Extracted text:

Hot! The Un-Mermaid African Panel Skirt

Apparently Mermaid is big this year.  It seems like a rather obscure inspiration, but I found some really great images of mermaid-y iridescent garments and accessories here, here and here.

Lagerfeld for Chanel’s Under the Sea Collection

And I had the perfect fabric:  this long narrow length of fabric that I bought at a sari shop.  It appeared to be made of metallic weft threads held together with loosely woven linen warp.

It was a slippery b***er, and even cutting it was a challenge. It was like handling a wriggling fish.  I had to pin the selvages together to prevent slippage, then I had to cut very carefully to prevent the fabric from sliding out from under my scissors (I don’t have a pair of those fancy serrated ones).  It started unravelling before I even finished cutting it, and it wouldn’t hold it’s shape, so I immediately cut some pink cotton voile to underline and help stabilize.  I still held out hope that it would make the most amazing mermaid mini dress, shimmering with silver scales and flowing like a sea creature.  Then I started sewing on my machine and this happened:


I used a super-sharp new needle, but it was still snagging the tinsel threads and pulling them through.  I switched to a ball-point, but the result was the same.  This fabric was clearly not meant to be sewn on a domestic machine!!!  I may rescue the pieces and make scarves with some kind of hand rolled hems, but there is no way I have the time (or inclination) to underline and sew this dress completely by hand.  Sigh.

Plan B:  Ethnic / Tribal trend.

(I have a bit of a beef with this terminology…..I’d rather say international or global fashion.  I guess (hope) that we’ve reached a point in society where we view our neighbours’ fashions less as exotic or tribal and more as international fashion statements in their own right.  Have you ever seen the work of Bongiwe Walaza?  Rant ended.)

Actions to take:
- A) Reproduce the stretch of the sewing post from "(I have a bit" through "Walaza?  Rant ended.)" word for word.
- B) In the sewing post, what fabric was cut to underline and stabilize the slippery metallic fabric?

Record excerpts:
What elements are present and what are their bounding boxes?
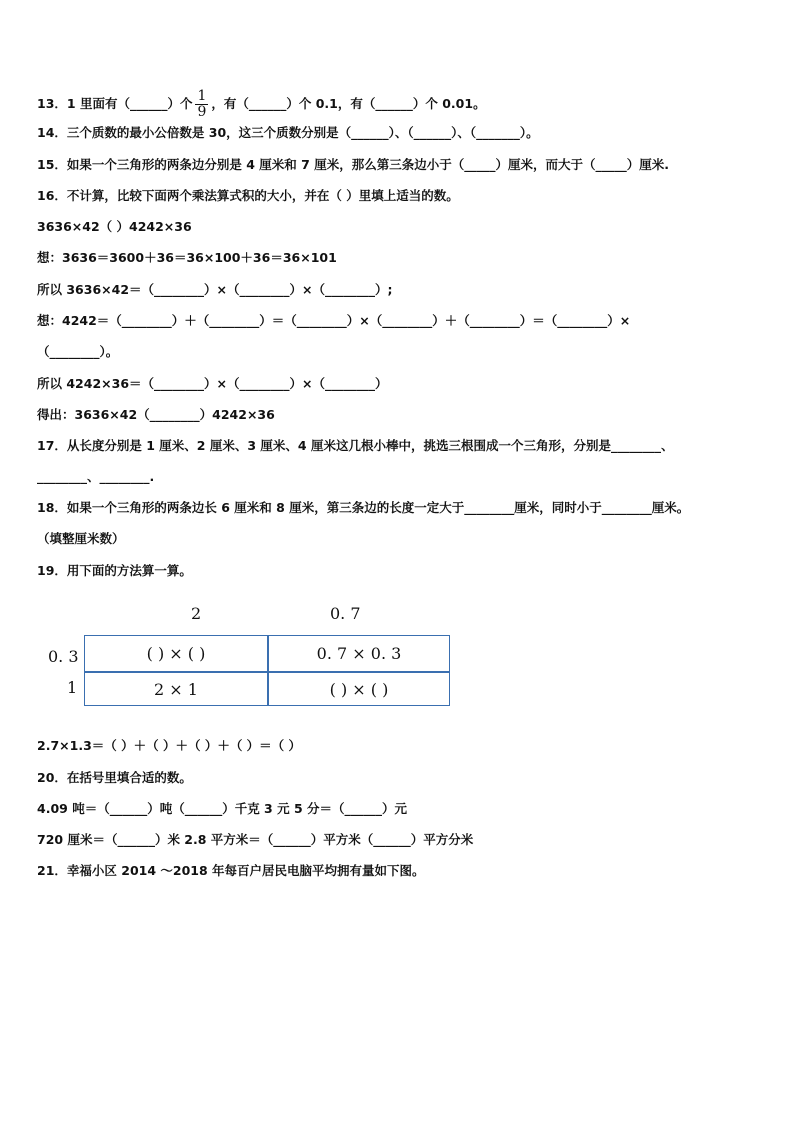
* * *
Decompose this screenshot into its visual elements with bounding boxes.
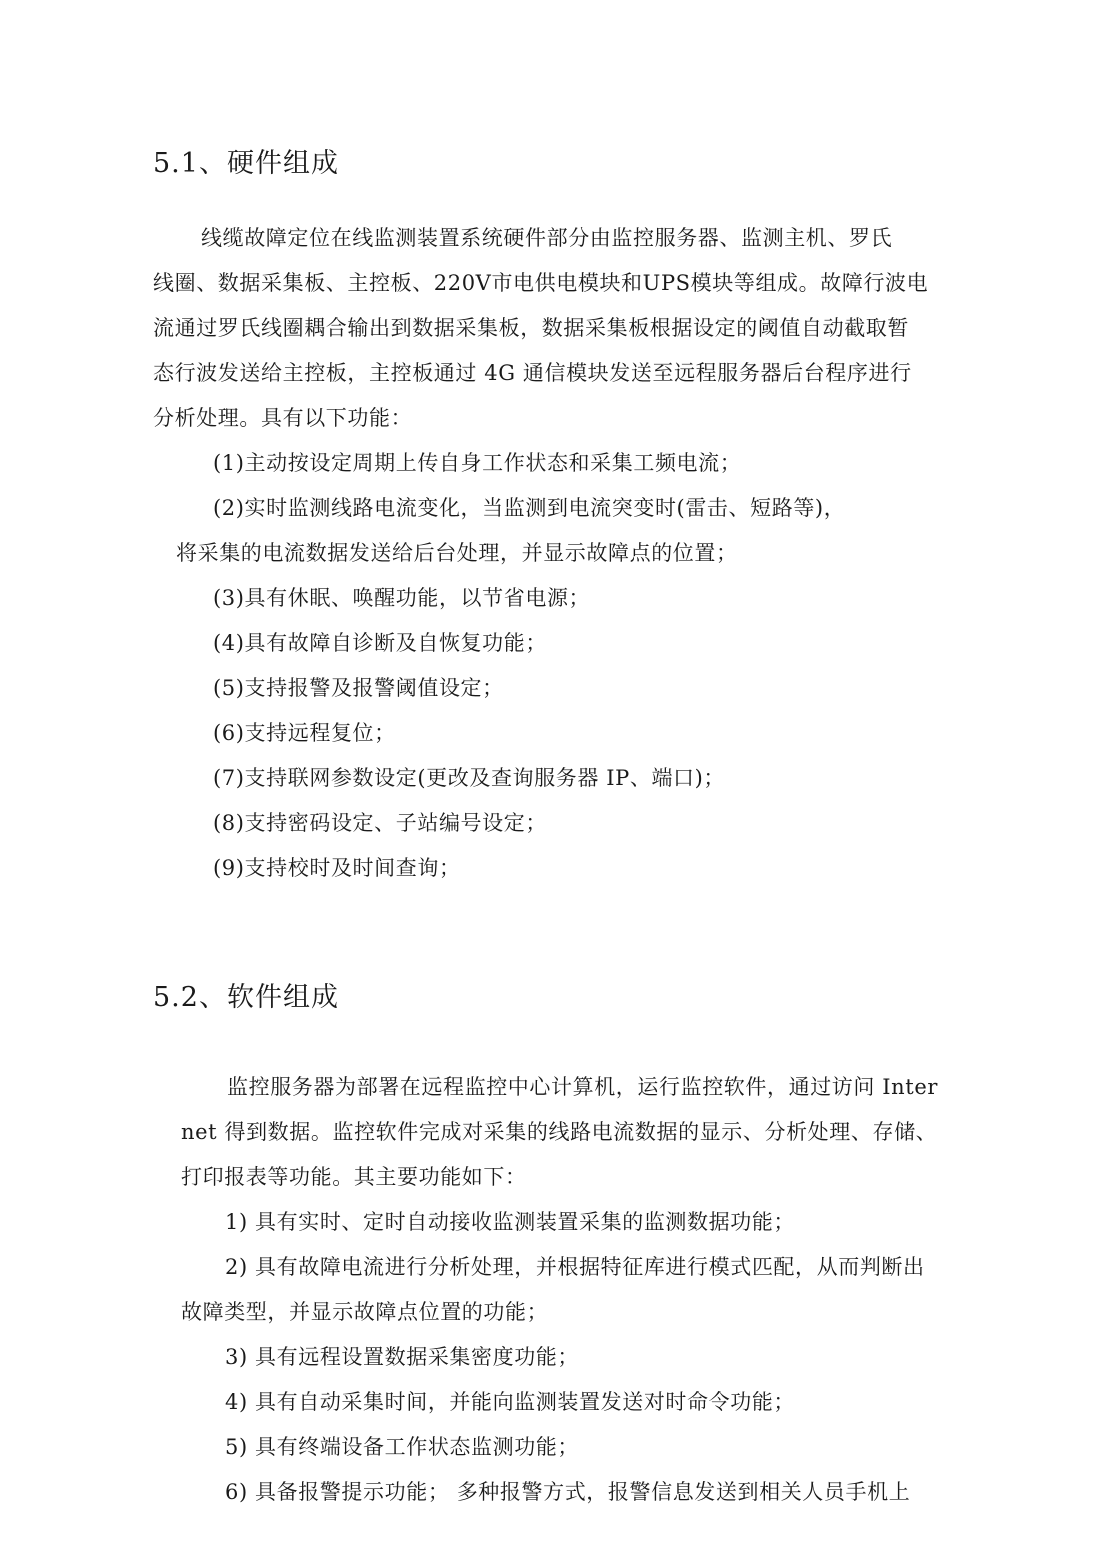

Response list:
- A)
(I have a bit of a beef with this terminology…..I’d rather say international or global fashion.  I guess (hope) that we’ve reached a point in society where we view our neighbours’ fashions less as exotic or tribal and more as international fashion statements in their own right.  Have you ever seen the work of Bongiwe Walaza?  Rant ended.)

- B) Pink cotton voile.